>> Start

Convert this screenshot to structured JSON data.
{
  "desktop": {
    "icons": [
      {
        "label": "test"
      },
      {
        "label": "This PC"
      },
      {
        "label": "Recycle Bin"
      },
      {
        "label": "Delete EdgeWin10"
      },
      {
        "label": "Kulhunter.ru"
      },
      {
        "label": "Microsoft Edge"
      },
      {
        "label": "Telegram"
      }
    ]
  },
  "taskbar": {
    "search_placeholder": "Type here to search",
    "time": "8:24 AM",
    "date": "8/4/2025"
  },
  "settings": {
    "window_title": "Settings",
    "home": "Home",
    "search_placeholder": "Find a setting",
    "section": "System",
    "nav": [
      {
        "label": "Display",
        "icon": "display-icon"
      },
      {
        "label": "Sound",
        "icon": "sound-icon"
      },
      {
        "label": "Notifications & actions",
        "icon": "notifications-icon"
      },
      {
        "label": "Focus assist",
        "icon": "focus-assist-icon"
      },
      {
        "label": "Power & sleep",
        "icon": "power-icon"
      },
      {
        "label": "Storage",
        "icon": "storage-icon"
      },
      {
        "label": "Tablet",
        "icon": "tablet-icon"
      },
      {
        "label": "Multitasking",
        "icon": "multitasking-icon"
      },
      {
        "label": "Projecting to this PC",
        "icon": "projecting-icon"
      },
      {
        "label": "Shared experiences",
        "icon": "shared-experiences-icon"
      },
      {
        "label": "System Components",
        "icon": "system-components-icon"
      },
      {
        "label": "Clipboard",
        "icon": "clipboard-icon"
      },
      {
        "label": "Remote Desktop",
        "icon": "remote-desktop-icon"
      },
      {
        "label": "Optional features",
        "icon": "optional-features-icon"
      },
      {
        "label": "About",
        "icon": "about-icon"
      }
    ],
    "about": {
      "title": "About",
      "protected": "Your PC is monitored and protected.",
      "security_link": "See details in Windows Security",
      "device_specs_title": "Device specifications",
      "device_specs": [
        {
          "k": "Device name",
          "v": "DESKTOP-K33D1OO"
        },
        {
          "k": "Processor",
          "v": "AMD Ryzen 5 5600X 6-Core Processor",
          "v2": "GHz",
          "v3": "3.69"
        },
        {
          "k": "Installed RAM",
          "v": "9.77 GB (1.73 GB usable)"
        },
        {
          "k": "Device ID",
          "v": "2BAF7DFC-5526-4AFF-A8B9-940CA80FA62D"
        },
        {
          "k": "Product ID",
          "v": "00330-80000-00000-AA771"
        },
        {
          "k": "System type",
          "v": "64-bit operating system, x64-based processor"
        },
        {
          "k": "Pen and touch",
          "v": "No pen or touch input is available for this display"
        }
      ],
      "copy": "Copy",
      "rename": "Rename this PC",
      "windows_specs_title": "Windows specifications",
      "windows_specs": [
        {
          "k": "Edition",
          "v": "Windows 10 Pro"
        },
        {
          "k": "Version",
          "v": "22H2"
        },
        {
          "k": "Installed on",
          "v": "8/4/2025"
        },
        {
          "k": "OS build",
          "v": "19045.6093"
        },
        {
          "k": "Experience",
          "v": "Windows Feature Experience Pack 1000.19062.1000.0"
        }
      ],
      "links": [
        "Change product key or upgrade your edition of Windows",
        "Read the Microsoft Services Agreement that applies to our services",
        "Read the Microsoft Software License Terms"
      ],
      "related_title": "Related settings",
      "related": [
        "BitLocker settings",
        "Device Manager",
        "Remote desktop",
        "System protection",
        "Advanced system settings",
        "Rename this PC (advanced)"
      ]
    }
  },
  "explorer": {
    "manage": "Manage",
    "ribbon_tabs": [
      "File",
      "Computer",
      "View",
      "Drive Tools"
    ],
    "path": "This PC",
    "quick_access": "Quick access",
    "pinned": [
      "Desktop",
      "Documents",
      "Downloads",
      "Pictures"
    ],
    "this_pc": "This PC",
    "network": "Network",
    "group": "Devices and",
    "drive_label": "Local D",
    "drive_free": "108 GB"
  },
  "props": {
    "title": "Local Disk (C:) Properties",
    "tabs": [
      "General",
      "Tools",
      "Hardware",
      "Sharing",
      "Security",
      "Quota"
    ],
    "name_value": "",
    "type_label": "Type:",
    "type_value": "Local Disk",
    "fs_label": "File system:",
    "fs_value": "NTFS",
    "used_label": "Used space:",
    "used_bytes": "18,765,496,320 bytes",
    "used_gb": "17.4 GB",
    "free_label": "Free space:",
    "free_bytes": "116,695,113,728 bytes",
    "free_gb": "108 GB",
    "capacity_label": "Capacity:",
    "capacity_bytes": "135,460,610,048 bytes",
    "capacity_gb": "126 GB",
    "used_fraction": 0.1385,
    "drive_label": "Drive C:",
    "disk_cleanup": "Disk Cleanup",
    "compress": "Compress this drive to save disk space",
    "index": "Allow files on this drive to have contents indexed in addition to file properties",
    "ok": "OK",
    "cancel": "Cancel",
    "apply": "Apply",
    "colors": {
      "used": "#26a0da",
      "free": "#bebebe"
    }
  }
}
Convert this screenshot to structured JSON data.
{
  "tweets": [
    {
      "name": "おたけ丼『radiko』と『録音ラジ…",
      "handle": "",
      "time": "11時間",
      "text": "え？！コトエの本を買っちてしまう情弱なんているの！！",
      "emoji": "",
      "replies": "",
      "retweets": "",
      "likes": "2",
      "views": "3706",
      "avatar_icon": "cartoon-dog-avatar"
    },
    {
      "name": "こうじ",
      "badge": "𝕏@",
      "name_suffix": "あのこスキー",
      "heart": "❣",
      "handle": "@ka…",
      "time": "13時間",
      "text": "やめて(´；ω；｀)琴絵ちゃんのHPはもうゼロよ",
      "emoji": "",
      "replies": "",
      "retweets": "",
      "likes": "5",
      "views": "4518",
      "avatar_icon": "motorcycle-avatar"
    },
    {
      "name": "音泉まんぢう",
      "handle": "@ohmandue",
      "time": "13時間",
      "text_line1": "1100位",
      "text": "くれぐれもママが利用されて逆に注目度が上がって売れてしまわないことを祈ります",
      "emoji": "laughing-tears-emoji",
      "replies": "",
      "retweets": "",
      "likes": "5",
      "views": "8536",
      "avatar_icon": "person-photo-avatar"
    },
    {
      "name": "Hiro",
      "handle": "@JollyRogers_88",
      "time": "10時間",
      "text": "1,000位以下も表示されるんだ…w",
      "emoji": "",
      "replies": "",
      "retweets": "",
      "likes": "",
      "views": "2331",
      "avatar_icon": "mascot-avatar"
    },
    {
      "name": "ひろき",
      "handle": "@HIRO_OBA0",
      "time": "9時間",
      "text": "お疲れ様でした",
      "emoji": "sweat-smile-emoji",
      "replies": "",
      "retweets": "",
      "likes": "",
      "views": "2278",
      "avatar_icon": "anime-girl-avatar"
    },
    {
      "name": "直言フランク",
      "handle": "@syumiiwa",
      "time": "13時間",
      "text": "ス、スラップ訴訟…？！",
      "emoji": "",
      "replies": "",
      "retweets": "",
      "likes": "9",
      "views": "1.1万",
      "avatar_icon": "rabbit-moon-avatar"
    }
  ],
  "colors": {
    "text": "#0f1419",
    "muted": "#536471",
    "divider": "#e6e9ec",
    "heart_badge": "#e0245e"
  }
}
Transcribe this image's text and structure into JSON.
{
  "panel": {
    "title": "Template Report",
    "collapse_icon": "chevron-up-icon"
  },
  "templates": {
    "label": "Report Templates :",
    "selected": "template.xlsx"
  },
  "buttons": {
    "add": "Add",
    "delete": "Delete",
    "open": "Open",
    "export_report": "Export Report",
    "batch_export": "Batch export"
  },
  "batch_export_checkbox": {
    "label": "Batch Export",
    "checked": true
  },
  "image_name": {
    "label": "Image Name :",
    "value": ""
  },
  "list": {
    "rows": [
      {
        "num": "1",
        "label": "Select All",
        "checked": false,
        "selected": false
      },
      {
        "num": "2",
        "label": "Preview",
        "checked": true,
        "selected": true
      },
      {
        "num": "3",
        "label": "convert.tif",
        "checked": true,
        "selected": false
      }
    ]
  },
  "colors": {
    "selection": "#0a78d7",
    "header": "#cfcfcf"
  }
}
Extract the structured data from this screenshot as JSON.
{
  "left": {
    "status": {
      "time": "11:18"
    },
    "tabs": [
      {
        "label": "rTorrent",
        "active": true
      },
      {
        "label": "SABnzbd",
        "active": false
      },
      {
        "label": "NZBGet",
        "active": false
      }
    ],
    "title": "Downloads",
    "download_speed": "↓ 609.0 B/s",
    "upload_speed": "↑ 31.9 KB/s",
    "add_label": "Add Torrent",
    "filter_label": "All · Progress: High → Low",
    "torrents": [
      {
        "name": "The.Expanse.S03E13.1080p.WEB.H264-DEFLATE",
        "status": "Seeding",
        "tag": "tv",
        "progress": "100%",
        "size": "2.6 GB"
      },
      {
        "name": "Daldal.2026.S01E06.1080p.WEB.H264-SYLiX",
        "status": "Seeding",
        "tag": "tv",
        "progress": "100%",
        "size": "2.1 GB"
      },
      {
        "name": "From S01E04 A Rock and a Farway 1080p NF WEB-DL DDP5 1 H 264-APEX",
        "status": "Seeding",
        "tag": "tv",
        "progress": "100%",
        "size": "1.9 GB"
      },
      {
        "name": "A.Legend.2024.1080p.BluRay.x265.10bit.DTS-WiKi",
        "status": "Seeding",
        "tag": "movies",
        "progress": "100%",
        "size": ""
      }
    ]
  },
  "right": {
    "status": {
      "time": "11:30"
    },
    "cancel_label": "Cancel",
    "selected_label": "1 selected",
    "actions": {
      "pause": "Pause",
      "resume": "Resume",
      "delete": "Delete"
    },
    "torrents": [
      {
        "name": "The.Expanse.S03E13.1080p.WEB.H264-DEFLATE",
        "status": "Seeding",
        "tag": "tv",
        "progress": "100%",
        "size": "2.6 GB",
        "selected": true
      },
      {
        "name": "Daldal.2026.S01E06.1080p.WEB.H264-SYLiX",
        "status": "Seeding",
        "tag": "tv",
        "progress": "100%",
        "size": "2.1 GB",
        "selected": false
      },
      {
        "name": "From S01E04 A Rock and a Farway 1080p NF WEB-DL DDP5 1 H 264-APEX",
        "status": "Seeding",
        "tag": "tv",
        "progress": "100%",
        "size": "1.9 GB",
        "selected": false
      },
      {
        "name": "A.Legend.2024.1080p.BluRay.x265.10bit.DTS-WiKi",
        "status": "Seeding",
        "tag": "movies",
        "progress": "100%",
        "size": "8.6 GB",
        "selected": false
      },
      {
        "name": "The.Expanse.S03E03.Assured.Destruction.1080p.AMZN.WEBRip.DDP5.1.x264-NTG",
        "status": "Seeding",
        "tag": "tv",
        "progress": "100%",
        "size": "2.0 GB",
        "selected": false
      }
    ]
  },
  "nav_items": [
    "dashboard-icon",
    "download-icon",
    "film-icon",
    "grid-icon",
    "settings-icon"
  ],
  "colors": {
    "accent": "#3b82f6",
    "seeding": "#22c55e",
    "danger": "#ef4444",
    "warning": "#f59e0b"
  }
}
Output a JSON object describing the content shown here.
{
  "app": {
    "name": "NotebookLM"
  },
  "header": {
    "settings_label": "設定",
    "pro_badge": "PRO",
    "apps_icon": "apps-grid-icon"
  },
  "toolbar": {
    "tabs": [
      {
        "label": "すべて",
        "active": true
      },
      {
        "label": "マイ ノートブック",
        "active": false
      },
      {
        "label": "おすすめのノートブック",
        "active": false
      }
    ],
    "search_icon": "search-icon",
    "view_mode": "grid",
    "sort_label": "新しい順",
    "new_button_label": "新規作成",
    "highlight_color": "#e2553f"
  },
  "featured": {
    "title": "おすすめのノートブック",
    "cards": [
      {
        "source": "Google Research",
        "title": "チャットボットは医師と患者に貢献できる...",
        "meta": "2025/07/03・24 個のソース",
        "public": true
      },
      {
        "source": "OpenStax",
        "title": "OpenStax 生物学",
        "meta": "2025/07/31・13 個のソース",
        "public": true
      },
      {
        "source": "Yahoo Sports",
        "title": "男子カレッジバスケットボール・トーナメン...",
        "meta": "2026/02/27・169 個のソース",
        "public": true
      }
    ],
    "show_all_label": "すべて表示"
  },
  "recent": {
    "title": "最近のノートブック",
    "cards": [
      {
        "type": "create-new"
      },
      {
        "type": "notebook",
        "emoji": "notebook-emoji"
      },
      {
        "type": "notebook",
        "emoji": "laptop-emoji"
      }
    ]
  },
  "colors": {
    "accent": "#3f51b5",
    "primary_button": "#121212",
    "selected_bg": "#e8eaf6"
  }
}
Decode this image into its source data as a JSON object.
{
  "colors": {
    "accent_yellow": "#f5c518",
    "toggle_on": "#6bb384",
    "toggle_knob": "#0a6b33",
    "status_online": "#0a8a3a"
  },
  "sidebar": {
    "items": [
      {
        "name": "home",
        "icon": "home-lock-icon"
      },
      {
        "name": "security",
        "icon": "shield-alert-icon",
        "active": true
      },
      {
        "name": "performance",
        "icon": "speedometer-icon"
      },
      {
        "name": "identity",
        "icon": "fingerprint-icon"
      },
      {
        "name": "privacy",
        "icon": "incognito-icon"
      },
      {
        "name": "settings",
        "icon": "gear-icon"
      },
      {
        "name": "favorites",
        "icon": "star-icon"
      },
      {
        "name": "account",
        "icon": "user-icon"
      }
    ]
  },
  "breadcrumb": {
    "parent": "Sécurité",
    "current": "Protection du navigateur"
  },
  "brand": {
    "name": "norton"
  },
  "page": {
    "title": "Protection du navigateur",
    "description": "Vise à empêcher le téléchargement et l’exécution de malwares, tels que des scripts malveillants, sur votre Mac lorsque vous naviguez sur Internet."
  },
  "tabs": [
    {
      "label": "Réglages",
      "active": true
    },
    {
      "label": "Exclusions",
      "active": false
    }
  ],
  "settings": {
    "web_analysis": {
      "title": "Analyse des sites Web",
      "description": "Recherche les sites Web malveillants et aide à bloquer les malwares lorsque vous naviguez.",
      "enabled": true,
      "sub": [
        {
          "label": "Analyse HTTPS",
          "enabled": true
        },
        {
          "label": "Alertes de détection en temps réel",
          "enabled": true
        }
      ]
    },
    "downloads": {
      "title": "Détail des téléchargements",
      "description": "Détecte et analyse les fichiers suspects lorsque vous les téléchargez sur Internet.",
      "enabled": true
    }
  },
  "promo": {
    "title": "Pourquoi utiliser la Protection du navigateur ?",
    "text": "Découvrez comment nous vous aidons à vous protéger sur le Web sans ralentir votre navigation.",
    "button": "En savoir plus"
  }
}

>> End

Copy only this span: the line that contains "Decode this image", the last line, and every line between them.

**Reply to the task:**
Decode this image into its source data as a JSON object.
{
  "colors": {
    "accent_yellow": "#f5c518",
    "toggle_on": "#6bb384",
    "toggle_knob": "#0a6b33",
    "status_online": "#0a8a3a"
  },
  "sidebar": {
    "items": [
      {
        "name": "home",
        "icon": "home-lock-icon"
      },
      {
        "name": "security",
        "icon": "shield-alert-icon",
        "active": true
      },
      {
        "name": "performance",
        "icon": "speedometer-icon"
      },
      {
        "name": "identity",
        "icon": "fingerprint-icon"
      },
      {
        "name": "privacy",
        "icon": "incognito-icon"
      },
      {
        "name": "settings",
        "icon": "gear-icon"
      },
      {
        "name": "favorites",
        "icon": "star-icon"
      },
      {
        "name": "account",
        "icon": "user-icon"
      }
    ]
  },
  "breadcrumb": {
    "parent": "Sécurité",
    "current": "Protection du navigateur"
  },
  "brand": {
    "name": "norton"
  },
  "page": {
    "title": "Protection du navigateur",
    "description": "Vise à empêcher le téléchargement et l’exécution de malwares, tels que des scripts malveillants, sur votre Mac lorsque vous naviguez sur Internet."
  },
  "tabs": [
    {
      "label": "Réglages",
      "active": true
    },
    {
      "label": "Exclusions",
      "active": false
    }
  ],
  "settings": {
    "web_analysis": {
      "title": "Analyse des sites Web",
      "description": "Recherche les sites Web malveillants et aide à bloquer les malwares lorsque vous naviguez.",
      "enabled": true,
      "sub": [
        {
          "label": "Analyse HTTPS",
          "enabled": true
        },
        {
          "label": "Alertes de détection en temps réel",
          "enabled": true
        }
      ]
    },
    "downloads": {
      "title": "Détail des téléchargements",
      "description": "Détecte et analyse les fichiers suspects lorsque vous les téléchargez sur Internet.",
      "enabled": true
    }
  },
  "promo": {
    "title": "Pourquoi utiliser la Protection du navigateur ?",
    "text": "Découvrez comment nous vous aidons à vous protéger sur le Web sans ralentir votre navigation.",
    "button": "En savoir plus"
  }
}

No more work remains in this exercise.